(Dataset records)
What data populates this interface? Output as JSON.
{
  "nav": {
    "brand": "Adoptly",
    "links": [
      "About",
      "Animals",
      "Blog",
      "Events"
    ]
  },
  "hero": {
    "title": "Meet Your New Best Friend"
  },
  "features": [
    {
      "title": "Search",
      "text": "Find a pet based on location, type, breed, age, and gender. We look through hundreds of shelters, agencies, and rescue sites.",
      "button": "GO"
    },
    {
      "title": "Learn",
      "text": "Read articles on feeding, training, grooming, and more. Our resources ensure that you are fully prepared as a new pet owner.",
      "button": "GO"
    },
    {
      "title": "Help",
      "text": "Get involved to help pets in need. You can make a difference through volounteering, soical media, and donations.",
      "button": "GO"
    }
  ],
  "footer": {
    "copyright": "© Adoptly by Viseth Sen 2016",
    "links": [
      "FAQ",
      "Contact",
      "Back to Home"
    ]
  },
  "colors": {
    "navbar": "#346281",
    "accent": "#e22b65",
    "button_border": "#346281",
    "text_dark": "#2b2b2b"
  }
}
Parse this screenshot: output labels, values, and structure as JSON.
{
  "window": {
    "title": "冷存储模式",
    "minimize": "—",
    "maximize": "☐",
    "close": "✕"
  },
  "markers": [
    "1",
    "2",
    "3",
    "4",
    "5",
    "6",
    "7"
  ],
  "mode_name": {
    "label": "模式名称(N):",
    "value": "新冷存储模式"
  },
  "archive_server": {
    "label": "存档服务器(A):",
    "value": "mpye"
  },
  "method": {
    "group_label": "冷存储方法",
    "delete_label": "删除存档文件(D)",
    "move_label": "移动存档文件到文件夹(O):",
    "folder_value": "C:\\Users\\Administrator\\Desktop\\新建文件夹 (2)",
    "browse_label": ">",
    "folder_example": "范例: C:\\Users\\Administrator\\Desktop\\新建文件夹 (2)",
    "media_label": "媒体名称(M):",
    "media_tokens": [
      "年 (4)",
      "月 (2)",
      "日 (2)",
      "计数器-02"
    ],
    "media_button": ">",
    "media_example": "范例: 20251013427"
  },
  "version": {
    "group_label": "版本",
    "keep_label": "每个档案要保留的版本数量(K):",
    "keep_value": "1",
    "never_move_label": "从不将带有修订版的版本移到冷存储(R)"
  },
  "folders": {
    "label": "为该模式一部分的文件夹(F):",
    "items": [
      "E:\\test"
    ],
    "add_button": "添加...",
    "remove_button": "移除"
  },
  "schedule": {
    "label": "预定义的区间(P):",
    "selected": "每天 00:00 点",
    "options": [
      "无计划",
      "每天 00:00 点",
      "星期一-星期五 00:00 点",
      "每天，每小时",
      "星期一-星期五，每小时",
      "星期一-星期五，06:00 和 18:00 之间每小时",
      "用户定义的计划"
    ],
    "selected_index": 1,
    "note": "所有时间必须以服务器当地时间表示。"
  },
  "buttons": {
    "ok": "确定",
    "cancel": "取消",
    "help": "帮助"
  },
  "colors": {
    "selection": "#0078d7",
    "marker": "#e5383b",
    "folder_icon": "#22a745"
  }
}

__GIVEN INSTRUCTION__
Word for word, write out all of the data above.

__ANSWER TO THIS PROBLEM__
What data populates this interface? Output as JSON.
{
  "nav": {
    "brand": "Adoptly",
    "links": [
      "About",
      "Animals",
      "Blog",
      "Events"
    ]
  },
  "hero": {
    "title": "Meet Your New Best Friend"
  },
  "features": [
    {
      "title": "Search",
      "text": "Find a pet based on location, type, breed, age, and gender. We look through hundreds of shelters, agencies, and rescue sites.",
      "button": "GO"
    },
    {
      "title": "Learn",
      "text": "Read articles on feeding, training, grooming, and more. Our resources ensure that you are fully prepared as a new pet owner.",
      "button": "GO"
    },
    {
      "title": "Help",
      "text": "Get involved to help pets in need. You can make a difference through volounteering, soical media, and donations.",
      "button": "GO"
    }
  ],
  "footer": {
    "copyright": "© Adoptly by Viseth Sen 2016",
    "links": [
      "FAQ",
      "Contact",
      "Back to Home"
    ]
  },
  "colors": {
    "navbar": "#346281",
    "accent": "#e22b65",
    "button_border": "#346281",
    "text_dark": "#2b2b2b"
  }
}
Parse this screenshot: output labels, values, and structure as JSON.
{
  "window": {
    "title": "冷存储模式",
    "minimize": "—",
    "maximize": "☐",
    "close": "✕"
  },
  "markers": [
    "1",
    "2",
    "3",
    "4",
    "5",
    "6",
    "7"
  ],
  "mode_name": {
    "label": "模式名称(N):",
    "value": "新冷存储模式"
  },
  "archive_server": {
    "label": "存档服务器(A):",
    "value": "mpye"
  },
  "method": {
    "group_label": "冷存储方法",
    "delete_label": "删除存档文件(D)",
    "move_label": "移动存档文件到文件夹(O):",
    "folder_value": "C:\\Users\\Administrator\\Desktop\\新建文件夹 (2)",
    "browse_label": ">",
    "folder_example": "范例: C:\\Users\\Administrator\\Desktop\\新建文件夹 (2)",
    "media_label": "媒体名称(M):",
    "media_tokens": [
      "年 (4)",
      "月 (2)",
      "日 (2)",
      "计数器-02"
    ],
    "media_button": ">",
    "media_example": "范例: 20251013427"
  },
  "version": {
    "group_label": "版本",
    "keep_label": "每个档案要保留的版本数量(K):",
    "keep_value": "1",
    "never_move_label": "从不将带有修订版的版本移到冷存储(R)"
  },
  "folders": {
    "label": "为该模式一部分的文件夹(F):",
    "items": [
      "E:\\test"
    ],
    "add_button": "添加...",
    "remove_button": "移除"
  },
  "schedule": {
    "label": "预定义的区间(P):",
    "selected": "每天 00:00 点",
    "options": [
      "无计划",
      "每天 00:00 点",
      "星期一-星期五 00:00 点",
      "每天，每小时",
      "星期一-星期五，每小时",
      "星期一-星期五，06:00 和 18:00 之间每小时",
      "用户定义的计划"
    ],
    "selected_index": 1,
    "note": "所有时间必须以服务器当地时间表示。"
  },
  "buttons": {
    "ok": "确定",
    "cancel": "取消",
    "help": "帮助"
  },
  "colors": {
    "selection": "#0078d7",
    "marker": "#e5383b",
    "folder_icon": "#22a745"
  }
}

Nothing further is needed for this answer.